Restate all of the entries exactly, dropping any pictures they hold.
* begin *
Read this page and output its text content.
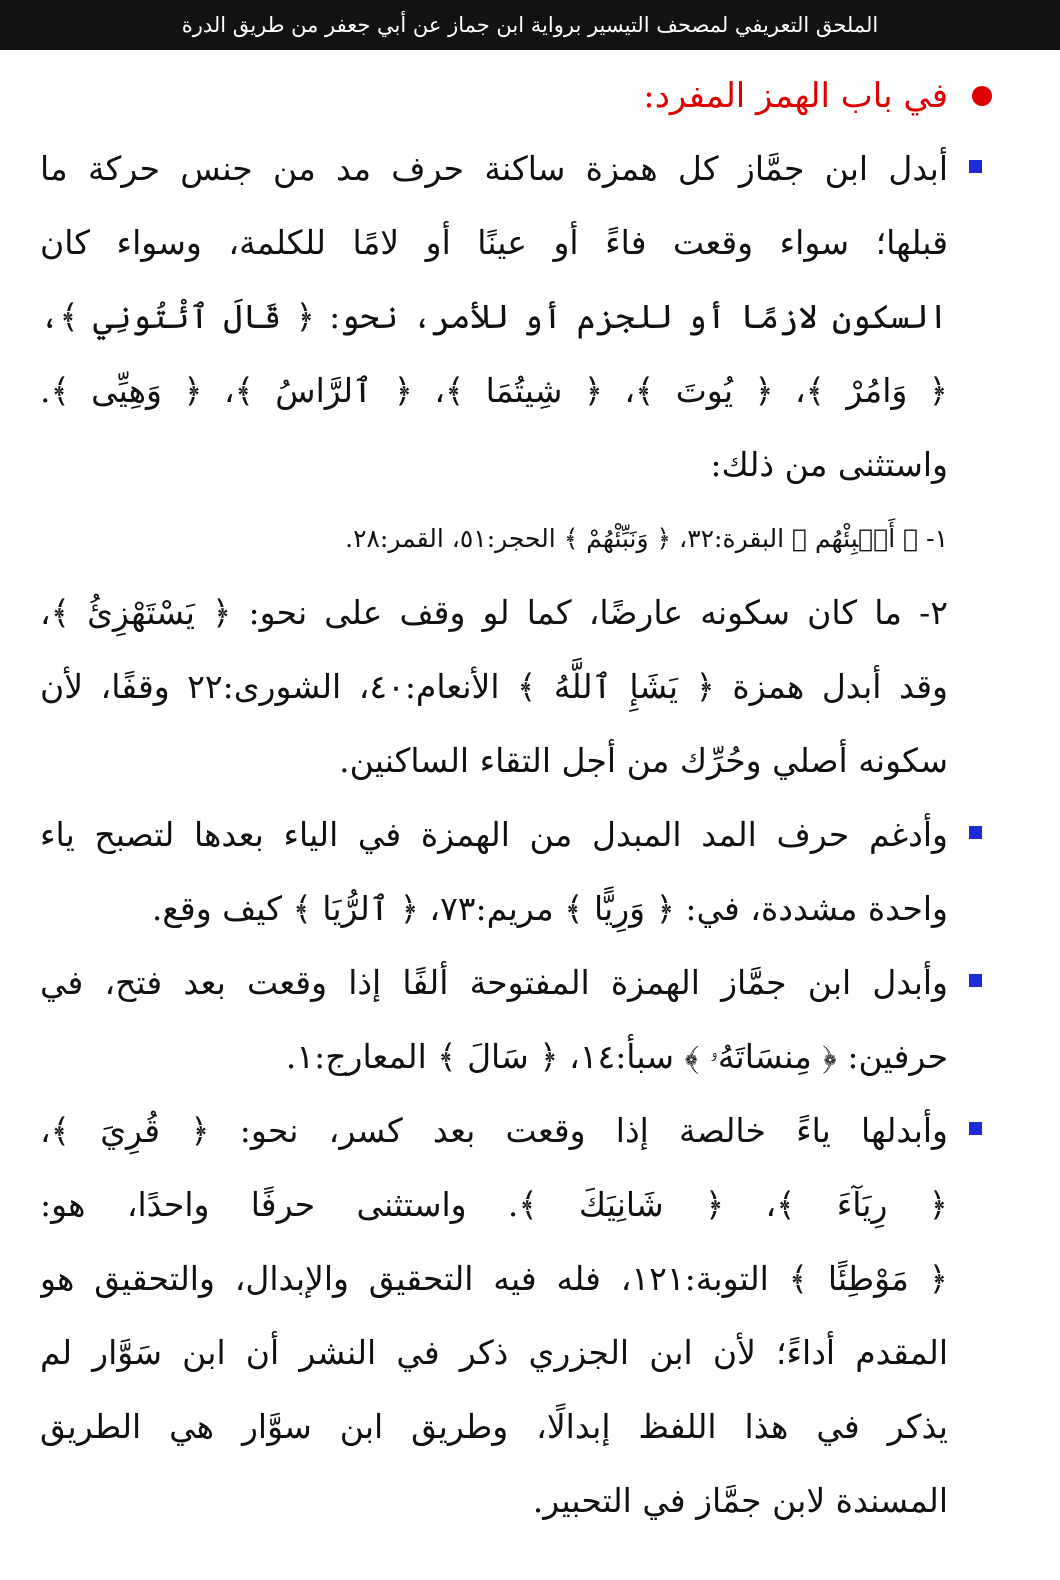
الملحق التعريفي لمصحف التيسير برواية ابن جماز عن أبي جعفر من طريق الدرة
في باب الهمز المفرد:
أبدل ابن جمَّاز كل همزة ساكنة حرف مد من جنس حركة ما
قبلها؛ سواء وقعت فاءً أو عينًا أو لامًا للكلمة، وسواء كان
السكون لازمًا أو للجزم أو للأمر، نحو: ﴿ قَالَ ٱئْتُونِي ﴾،
﴿ وَامُرْ ﴾، ﴿ يُوتَ ﴾، ﴿ شِيتُمَا ﴾، ﴿ ٱلرَّاسُ ﴾، ﴿ وَهِيِّى ﴾.
واستثنى من ذلك:
١- ﴿ أَنۢبِئْهُم ﴾ البقرة:٣٢، ﴿ وَنَبِّئْهُمْ ﴾ الحجر:٥١، القمر:٢٨.
٢- ما كان سكونه عارضًا، كما لو وقف على نحو: ﴿ يَسْتَهْزِئُ ﴾،
وقد أبدل همزة ﴿ يَشَإِ ٱللَّهُ ﴾ الأنعام:٤٠، الشورى:٢٢ وقفًا، لأن
سكونه أصلي وحُرِّك من أجل التقاء الساكنين.
وأدغم حرف المد المبدل من الهمزة في الياء بعدها لتصبح ياء
واحدة مشددة، في: ﴿ وَرِيًّا ﴾ مريم:٧٣، ﴿ ٱلرُّيَا ﴾ كيف وقع.
وأبدل ابن جمَّاز الهمزة المفتوحة ألفًا إذا وقعت بعد فتح، في
حرفين: ﴿ مِنسَاتَهُۥ ﴾ سبأ:١٤، ﴿ سَالَ ﴾ المعارج:١.
وأبدلها ياءً خالصة إذا وقعت بعد كسر، نحو: ﴿ قُرِيَ ﴾،
﴿ رِيَآءَ ﴾، ﴿ شَانِيَكَ ﴾. واستثنى حرفًا واحدًا، هو:
﴿ مَوْطِئًا ﴾ التوبة:١٢١، فله فيه التحقيق والإبدال، والتحقيق هو
المقدم أداءً؛ لأن ابن الجزري ذكر في النشر أن ابن سَوَّار لم
يذكر في هذا اللفظ إبدالًا، وطريق ابن سوَّار هي الطريق
المسندة لابن جمَّاز في التحبير.
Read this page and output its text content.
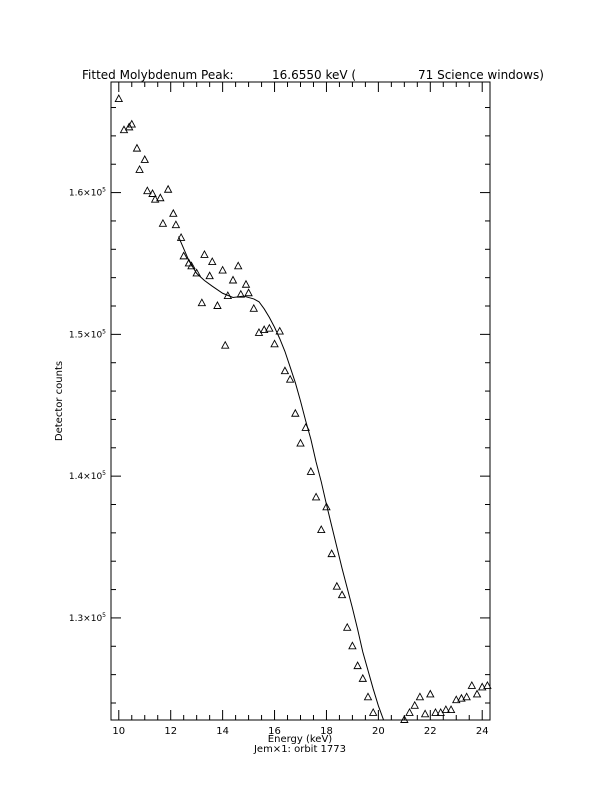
Fitted Molybdenum Peak:	16.6550 keV (	71 Science windows)
10	12	14	16	18	20	22	24
$1.3\times 10^5$
$1.4\times 10^5$
$1.5\times 10^5$
$1.6\times 10^5$
Energy (keV)
Jem×1: orbit 1773
Detector counts
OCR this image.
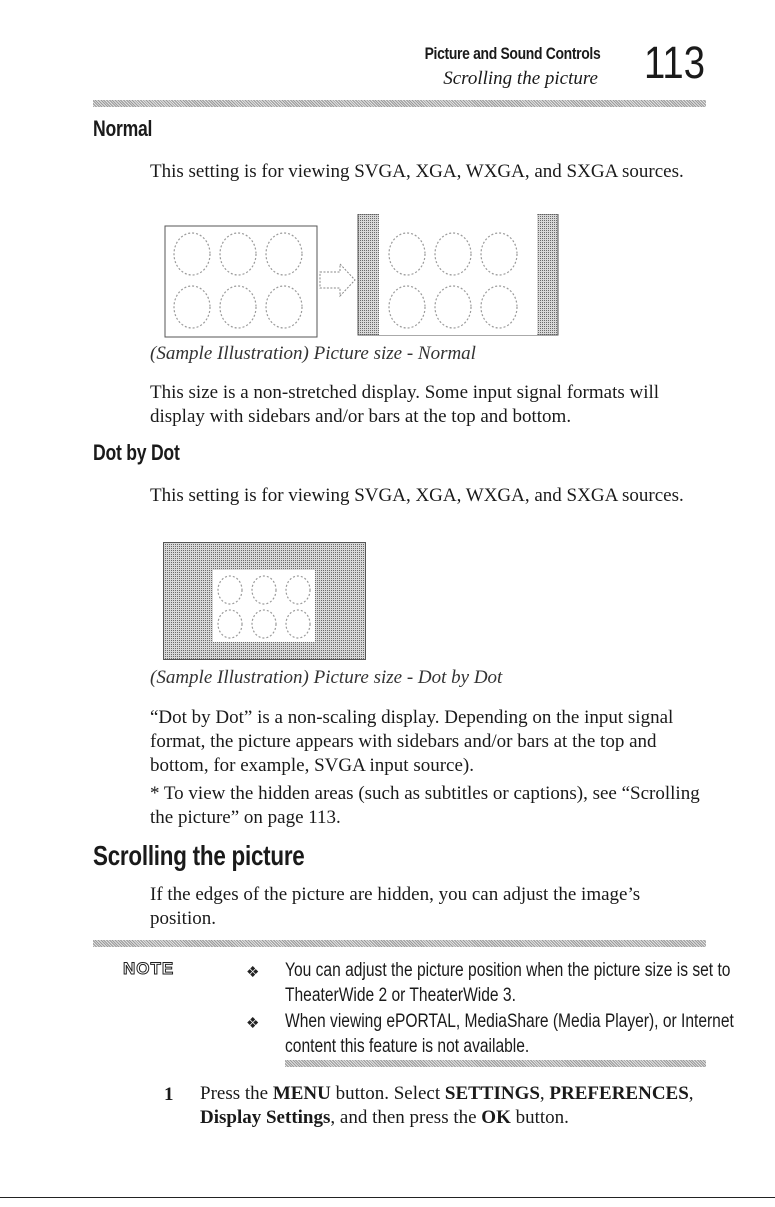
Picture and Sound Controls
Scrolling the picture 113
Normal
This setting is for viewing SVGA, XGA, WXGA, and SXGA sources.
(Sample Illustration) Picture size - Normal
This size is a non-stretched display. Some input signal formats will display with sidebars and/or bars at the top and bottom.
Dot by Dot
This setting is for viewing SVGA, XGA, WXGA, and SXGA sources.
(Sample Illustration) Picture size - Dot by Dot
“Dot by Dot” is a non-scaling display. Depending on the input signal format, the picture appears with sidebars and/or bars at the top and bottom, for example, SVGA input source).
* To view the hidden areas (such as subtitles or captions), see “Scrolling the picture” on page 113.
Scrolling the picture
If the edges of the picture are hidden, you can adjust the image’s position.
NOTE	❖ You can adjust the picture position when the picture size is set to TheaterWide 2 or TheaterWide 3.
❖ When viewing ePORTAL, MediaShare (Media Player), or Internet content this feature is not available.
1 Press the MENU button. Select SETTINGS, PREFERENCES, Display Settings, and then press the OK button.
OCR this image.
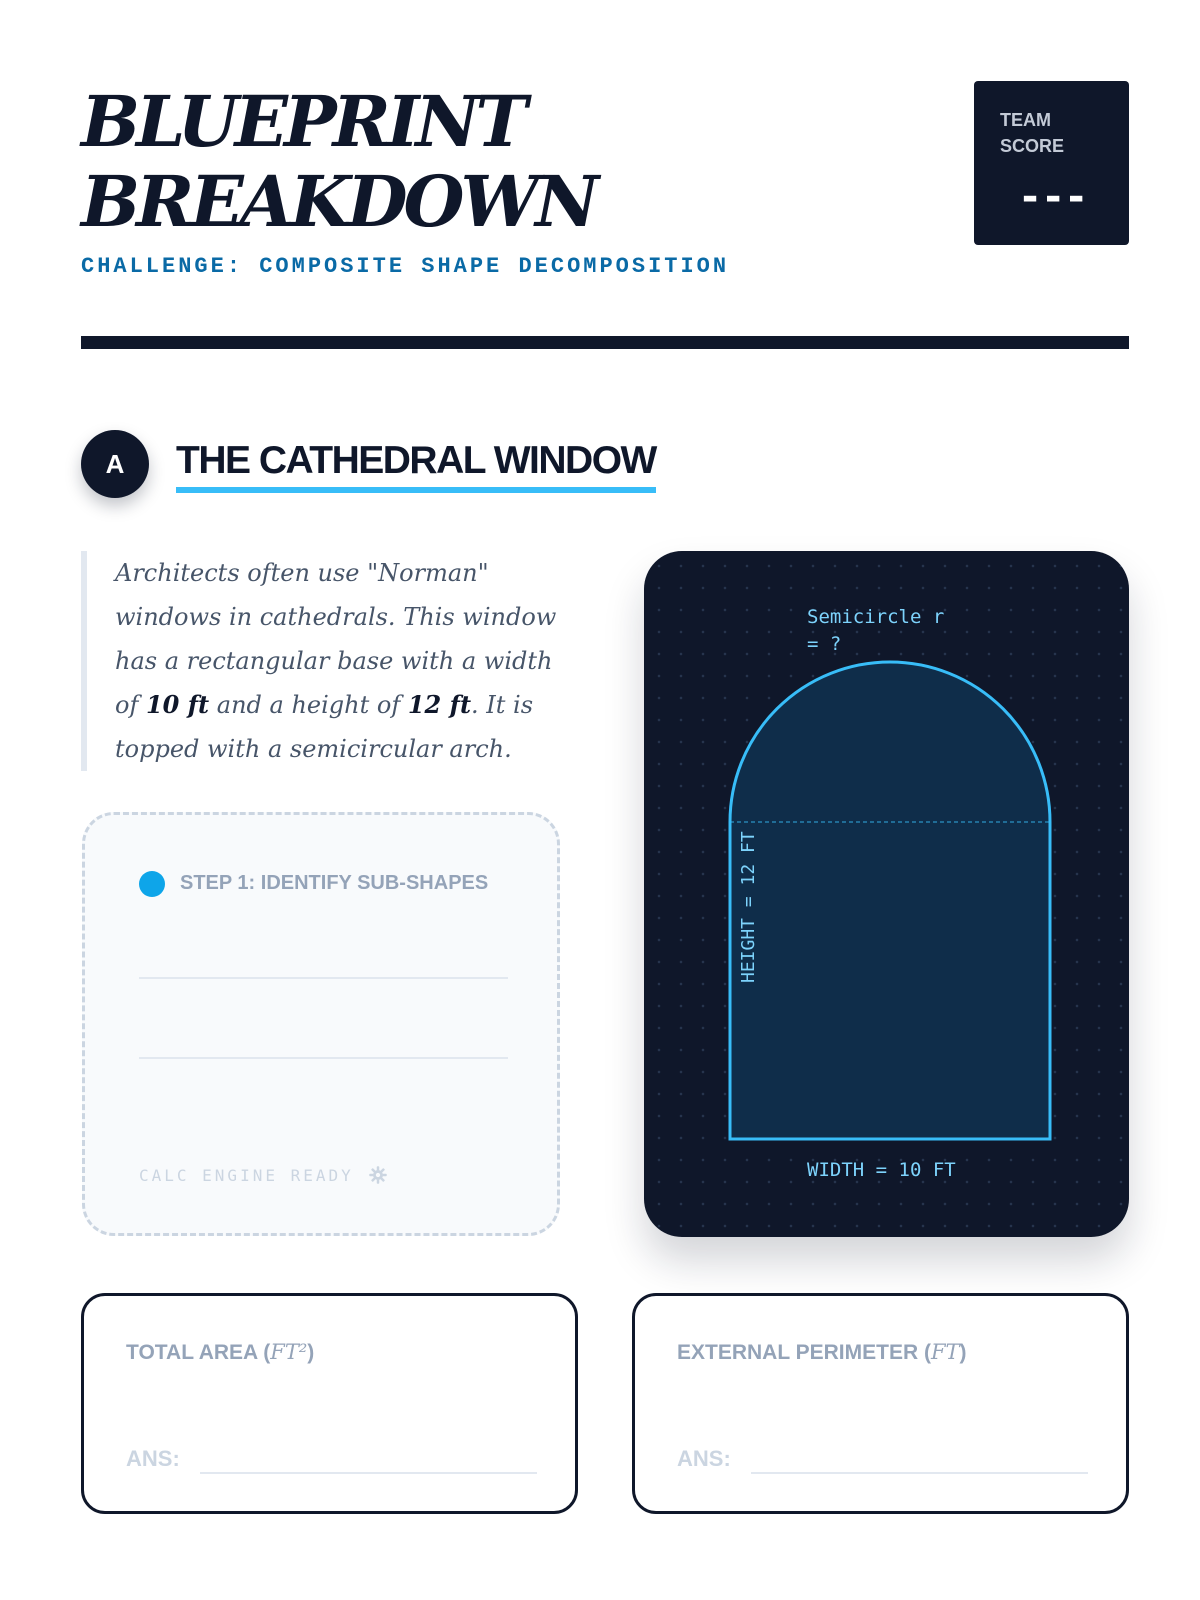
BLUEPRINT
BREAKDOWN
CHALLENGE: COMPOSITE SHAPE DECOMPOSITION
TEAM SCORE
---
A	THE CATHEDRAL WINDOW
Architects often use "Norman" windows in cathedrals. This window has a rectangular base with a width of 10 ft and a height of 12 ft. It is topped with a semicircular arch.
STEP 1: IDENTIFY SUB-SHAPES
CALC ENGINE READY
Semicircle r
= ?
HEIGHT = 12 FT
WIDTH = 10 FT
TOTAL AREA (FT²)
ANS:
EXTERNAL PERIMETER (FT)
ANS:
* end *
**Result of this task**
Read this page and output its text content.
الملحق التعريفي لمصحف التيسير برواية ابن جماز عن أبي جعفر من طريق الدرة
في باب الهمز المفرد:
أبدل ابن جمَّاز كل همزة ساكنة حرف مد من جنس حركة ما
قبلها؛ سواء وقعت فاءً أو عينًا أو لامًا للكلمة، وسواء كان
السكون لازمًا أو للجزم أو للأمر، نحو: ﴿ قَالَ ٱئْتُونِي ﴾،
﴿ وَامُرْ ﴾، ﴿ يُوتَ ﴾، ﴿ شِيتُمَا ﴾، ﴿ ٱلرَّاسُ ﴾، ﴿ وَهِيِّى ﴾.
واستثنى من ذلك:
١- ﴿ أَنۢبِئْهُم ﴾ البقرة:٣٢، ﴿ وَنَبِّئْهُمْ ﴾ الحجر:٥١، القمر:٢٨.
٢- ما كان سكونه عارضًا، كما لو وقف على نحو: ﴿ يَسْتَهْزِئُ ﴾،
وقد أبدل همزة ﴿ يَشَإِ ٱللَّهُ ﴾ الأنعام:٤٠، الشورى:٢٢ وقفًا، لأن
سكونه أصلي وحُرِّك من أجل التقاء الساكنين.
وأدغم حرف المد المبدل من الهمزة في الياء بعدها لتصبح ياء
واحدة مشددة، في: ﴿ وَرِيًّا ﴾ مريم:٧٣، ﴿ ٱلرُّيَا ﴾ كيف وقع.
وأبدل ابن جمَّاز الهمزة المفتوحة ألفًا إذا وقعت بعد فتح، في
حرفين: ﴿ مِنسَاتَهُۥ ﴾ سبأ:١٤، ﴿ سَالَ ﴾ المعارج:١.
وأبدلها ياءً خالصة إذا وقعت بعد كسر، نحو: ﴿ قُرِيَ ﴾،
﴿ رِيَآءَ ﴾، ﴿ شَانِيَكَ ﴾. واستثنى حرفًا واحدًا، هو:
﴿ مَوْطِئًا ﴾ التوبة:١٢١، فله فيه التحقيق والإبدال، والتحقيق هو
المقدم أداءً؛ لأن ابن الجزري ذكر في النشر أن ابن سَوَّار لم
يذكر في هذا اللفظ إبدالًا، وطريق ابن سوَّار هي الطريق
المسندة لابن جمَّاز في التحبير.
Read this page and output its text content.
Fitted Molybdenum Peak:	16.6550 keV (	71 Science windows)
10	12	14	16	18	20	22	24
$1.3\times 10^5$
$1.4\times 10^5$
$1.5\times 10^5$
$1.6\times 10^5$
Energy (keV)
Jem×1: orbit 1773
Detector counts
OCR this image.
Picture and Sound Controls
Scrolling the picture 113
Normal
This setting is for viewing SVGA, XGA, WXGA, and SXGA sources.
(Sample Illustration) Picture size - Normal
This size is a non-stretched display. Some input signal formats will display with sidebars and/or bars at the top and bottom.
Dot by Dot
This setting is for viewing SVGA, XGA, WXGA, and SXGA sources.
(Sample Illustration) Picture size - Dot by Dot
“Dot by Dot” is a non-scaling display. Depending on the input signal format, the picture appears with sidebars and/or bars at the top and bottom, for example, SVGA input source).
* To view the hidden areas (such as subtitles or captions), see “Scrolling the picture” on page 113.
Scrolling the picture
If the edges of the picture are hidden, you can adjust the image’s position.
NOTE	❖ You can adjust the picture position when the picture size is set to TheaterWide 2 or TheaterWide 3.
❖ When viewing ePORTAL, MediaShare (Media Player), or Internet content this feature is not available.
1 Press the MENU button. Select SETTINGS, PREFERENCES, Display Settings, and then press the OK button.
OCR this image.
BLUEPRINT
BREAKDOWN
CHALLENGE: COMPOSITE SHAPE DECOMPOSITION
TEAM SCORE
---
A	THE CATHEDRAL WINDOW
Architects often use "Norman" windows in cathedrals. This window has a rectangular base with a width of 10 ft and a height of 12 ft. It is topped with a semicircular arch.
STEP 1: IDENTIFY SUB-SHAPES
CALC ENGINE READY
Semicircle r
= ?
HEIGHT = 12 FT
WIDTH = 10 FT
TOTAL AREA (FT²)
ANS:
EXTERNAL PERIMETER (FT)
ANS:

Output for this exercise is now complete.